• Required task: Quote the listing below in full and exactly as written, but omit every picture.

• Given records:
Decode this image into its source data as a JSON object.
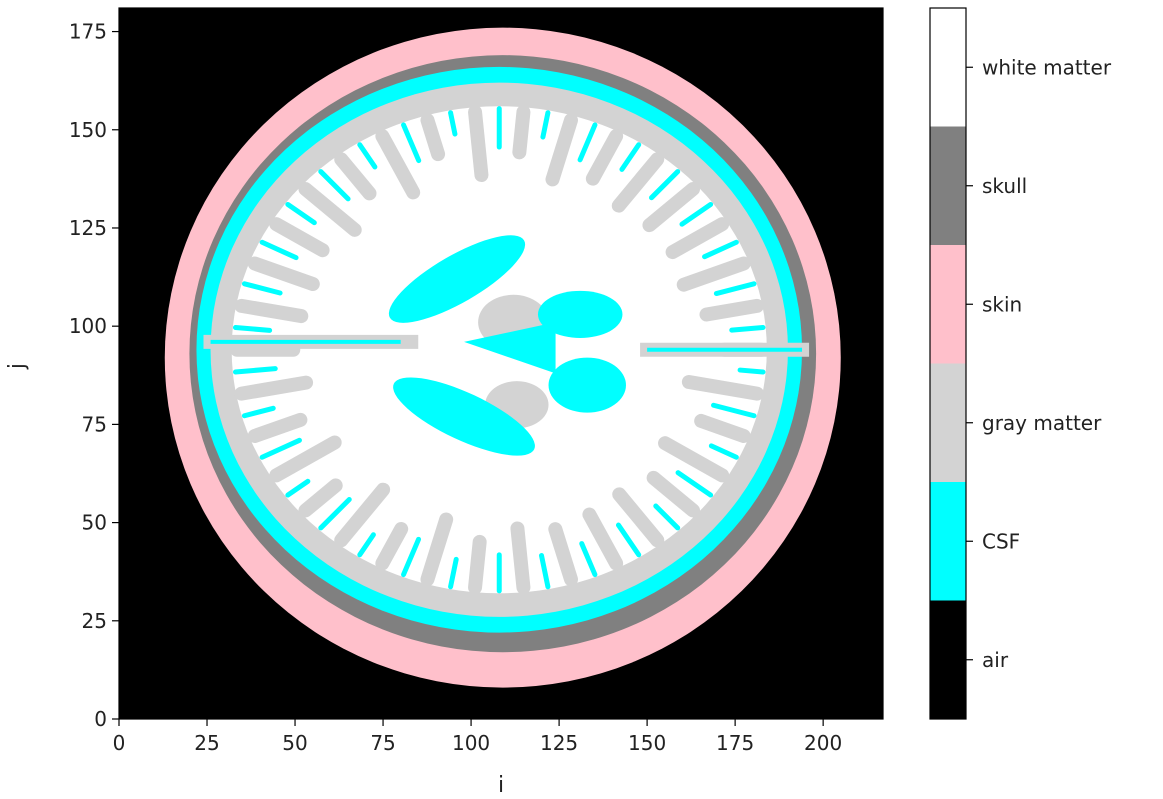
{
  "chart_data": {
    "type": "heatmap",
    "title": "",
    "xlabel": "i",
    "ylabel": "j",
    "xlim": [
      0,
      217
    ],
    "ylim": [
      0,
      181
    ],
    "xticks": [
      0,
      25,
      50,
      75,
      100,
      125,
      150,
      175,
      200
    ],
    "yticks": [
      0,
      25,
      50,
      75,
      100,
      125,
      150,
      175
    ],
    "colorbar": {
      "categories": [
        "air",
        "CSF",
        "gray matter",
        "skin",
        "skull",
        "white matter"
      ],
      "colors": [
        "#000000",
        "#00ffff",
        "#d3d3d3",
        "#ffc0cb",
        "#808080",
        "#ffffff"
      ]
    },
    "regions": {
      "skin_outer": {
        "center": [
          109,
          92
        ],
        "radius": [
          96,
          84
        ]
      },
      "skull_outer": {
        "center": [
          109,
          93
        ],
        "radius": [
          89,
          76
        ]
      },
      "csf_outer": {
        "center": [
          108,
          94
        ],
        "radius": [
          86,
          72
        ]
      },
      "brain": {
        "center": [
          108,
          94
        ],
        "radius": [
          82,
          68
        ]
      },
      "ventricle_left_front": {
        "center": [
          96,
          112
        ],
        "radius": [
          22,
          6
        ],
        "angle": -30
      },
      "ventricle_left_back": {
        "center": [
          98,
          77
        ],
        "radius": [
          22,
          6
        ],
        "angle": 25
      },
      "ventricle_right_front": {
        "center": [
          131,
          103
        ],
        "radius": [
          12,
          6
        ]
      },
      "ventricle_right_back": {
        "center": [
          133,
          85
        ],
        "radius": [
          11,
          7
        ]
      },
      "thalamus_front": {
        "center": [
          112,
          101
        ],
        "radius": [
          10,
          7
        ]
      },
      "thalamus_back": {
        "center": [
          113,
          80
        ],
        "radius": [
          9,
          6
        ]
      }
    }
  }
}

• Exercise output:
Decode this image into its source data as a JSON object.
{
  "chart_data": {
    "type": "heatmap",
    "title": "",
    "xlabel": "i",
    "ylabel": "j",
    "xlim": [
      0,
      217
    ],
    "ylim": [
      0,
      181
    ],
    "xticks": [
      0,
      25,
      50,
      75,
      100,
      125,
      150,
      175,
      200
    ],
    "yticks": [
      0,
      25,
      50,
      75,
      100,
      125,
      150,
      175
    ],
    "colorbar": {
      "categories": [
        "air",
        "CSF",
        "gray matter",
        "skin",
        "skull",
        "white matter"
      ],
      "colors": [
        "#000000",
        "#00ffff",
        "#d3d3d3",
        "#ffc0cb",
        "#808080",
        "#ffffff"
      ]
    },
    "regions": {
      "skin_outer": {
        "center": [
          109,
          92
        ],
        "radius": [
          96,
          84
        ]
      },
      "skull_outer": {
        "center": [
          109,
          93
        ],
        "radius": [
          89,
          76
        ]
      },
      "csf_outer": {
        "center": [
          108,
          94
        ],
        "radius": [
          86,
          72
        ]
      },
      "brain": {
        "center": [
          108,
          94
        ],
        "radius": [
          82,
          68
        ]
      },
      "ventricle_left_front": {
        "center": [
          96,
          112
        ],
        "radius": [
          22,
          6
        ],
        "angle": -30
      },
      "ventricle_left_back": {
        "center": [
          98,
          77
        ],
        "radius": [
          22,
          6
        ],
        "angle": 25
      },
      "ventricle_right_front": {
        "center": [
          131,
          103
        ],
        "radius": [
          12,
          6
        ]
      },
      "ventricle_right_back": {
        "center": [
          133,
          85
        ],
        "radius": [
          11,
          7
        ]
      },
      "thalamus_front": {
        "center": [
          112,
          101
        ],
        "radius": [
          10,
          7
        ]
      },
      "thalamus_back": {
        "center": [
          113,
          80
        ],
        "radius": [
          9,
          6
        ]
      }
    }
  }
}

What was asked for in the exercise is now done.